• Work to do:
Give the number of lines below that contain the word "image", and nothing else.

• Source material:
+++
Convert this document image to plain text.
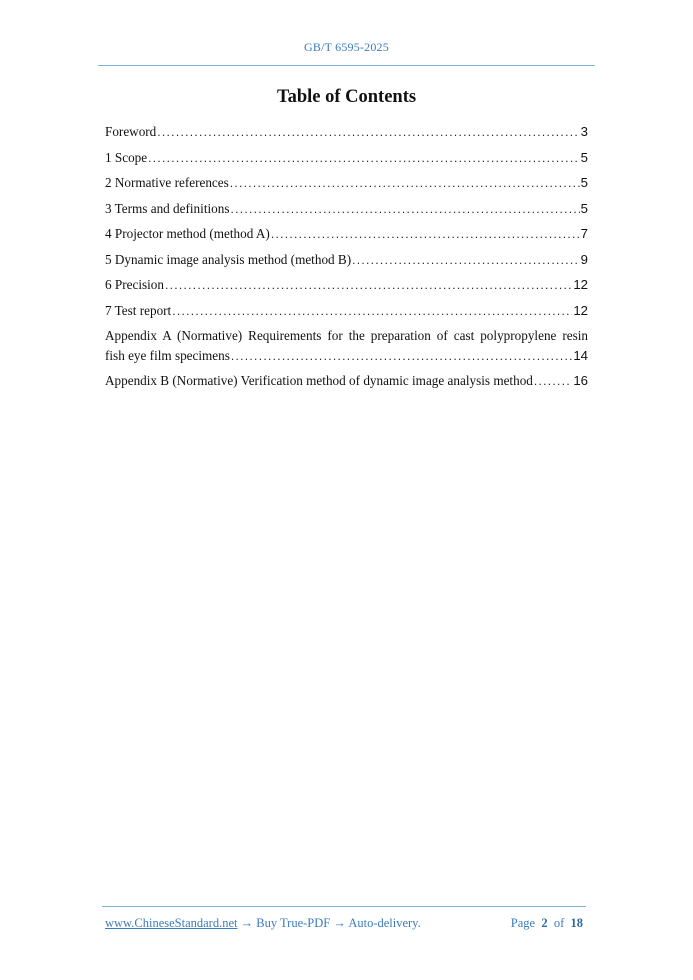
GB/T 6595-2025
Table of Contents
Foreword .....	3
1 Scope .....	5
2 Normative references .....	5
3 Terms and definitions .....	5
4 Projector method (method A) .....	7
5 Dynamic image analysis method (method B) .....	9
6 Precision .....	12
7 Test report .....	12
Appendix A (Normative) Requirements for the preparation of cast polypropylene resin
fish eye film specimens .....	14
Appendix B (Normative) Verification method of dynamic image analysis method .....	16
www.ChineseStandard.net → Buy True-PDF → Auto-delivery.	Page 2 of 18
+++
• Response to the task:
3